--- Start ---
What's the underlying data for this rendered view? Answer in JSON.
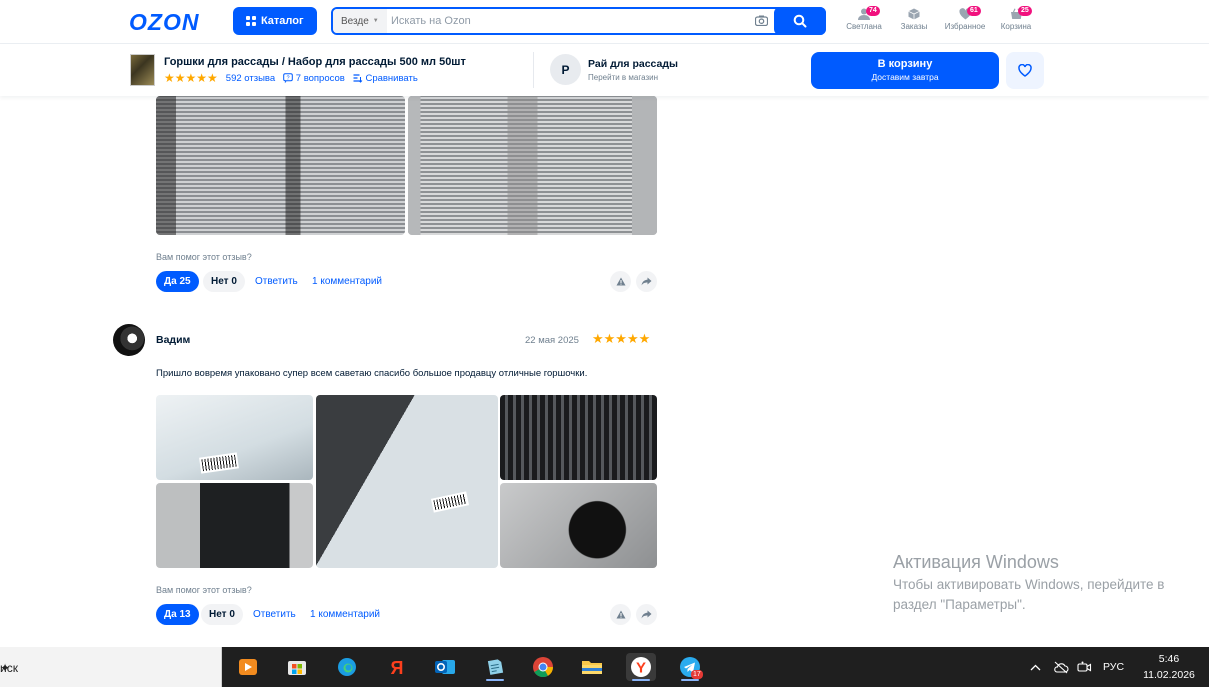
{
  "header": {
    "logo": "OZON",
    "catalog_label": "Каталог",
    "search_scope": "Везде",
    "search_placeholder": "Искать на Ozon",
    "nav": [
      {
        "label": "Светлана",
        "badge": "74"
      },
      {
        "label": "Заказы",
        "badge": ""
      },
      {
        "label": "Избранное",
        "badge": "61"
      },
      {
        "label": "Корзина",
        "badge": "25"
      }
    ]
  },
  "product_bar": {
    "title": "Горшки для рассады / Набор для рассады 500 мл 50шт",
    "rating_stars": 5,
    "reviews_link": "592 отзыва",
    "questions_link": "7 вопросов",
    "compare_link": "Сравнивать",
    "seller_initial": "Р",
    "seller_name": "Рай для рассады",
    "seller_link": "Перейти в магазин",
    "cart_label": "В корзину",
    "cart_sublabel": "Доставим завтра"
  },
  "reviews": [
    {
      "helpful_question": "Вам помог этот отзыв?",
      "yes_label": "Да 25",
      "no_label": "Нет 0",
      "reply_label": "Ответить",
      "comments_label": "1 комментарий"
    },
    {
      "author": "Вадим",
      "date": "22 мая 2025",
      "stars": 5,
      "text": "Пришло вовремя упаковано супер всем саветаю спасибо большое продавцу отличные горшочки.",
      "helpful_question": "Вам помог этот отзыв?",
      "yes_label": "Да 13",
      "no_label": "Нет 0",
      "reply_label": "Ответить",
      "comments_label": "1 комментарий"
    }
  ],
  "windows_activation": {
    "title": "Активация Windows",
    "line1": "Чтобы активировать Windows, перейдите в",
    "line2": "раздел \"Параметры\"."
  },
  "taskbar": {
    "search_text": "иск",
    "telegram_badge": "17",
    "language": "РУС",
    "time": "5:46",
    "date": "11.02.2026"
  },
  "colors": {
    "brand_blue": "#005bff",
    "badge_pink": "#f1117e",
    "star_orange": "#ffa800"
  }
}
--- End ---
Transcribe the preceding listing in its entirety and with exact wording, leaving out pictures.

WRITTEN SOLUTION:
What's the underlying data for this rendered view? Answer in JSON.
{
  "header": {
    "logo": "OZON",
    "catalog_label": "Каталог",
    "search_scope": "Везде",
    "search_placeholder": "Искать на Ozon",
    "nav": [
      {
        "label": "Светлана",
        "badge": "74"
      },
      {
        "label": "Заказы",
        "badge": ""
      },
      {
        "label": "Избранное",
        "badge": "61"
      },
      {
        "label": "Корзина",
        "badge": "25"
      }
    ]
  },
  "product_bar": {
    "title": "Горшки для рассады / Набор для рассады 500 мл 50шт",
    "rating_stars": 5,
    "reviews_link": "592 отзыва",
    "questions_link": "7 вопросов",
    "compare_link": "Сравнивать",
    "seller_initial": "Р",
    "seller_name": "Рай для рассады",
    "seller_link": "Перейти в магазин",
    "cart_label": "В корзину",
    "cart_sublabel": "Доставим завтра"
  },
  "reviews": [
    {
      "helpful_question": "Вам помог этот отзыв?",
      "yes_label": "Да 25",
      "no_label": "Нет 0",
      "reply_label": "Ответить",
      "comments_label": "1 комментарий"
    },
    {
      "author": "Вадим",
      "date": "22 мая 2025",
      "stars": 5,
      "text": "Пришло вовремя упаковано супер всем саветаю спасибо большое продавцу отличные горшочки.",
      "helpful_question": "Вам помог этот отзыв?",
      "yes_label": "Да 13",
      "no_label": "Нет 0",
      "reply_label": "Ответить",
      "comments_label": "1 комментарий"
    }
  ],
  "windows_activation": {
    "title": "Активация Windows",
    "line1": "Чтобы активировать Windows, перейдите в",
    "line2": "раздел \"Параметры\"."
  },
  "taskbar": {
    "search_text": "иск",
    "telegram_badge": "17",
    "language": "РУС",
    "time": "5:46",
    "date": "11.02.2026"
  },
  "colors": {
    "brand_blue": "#005bff",
    "badge_pink": "#f1117e",
    "star_orange": "#ffa800"
  }
}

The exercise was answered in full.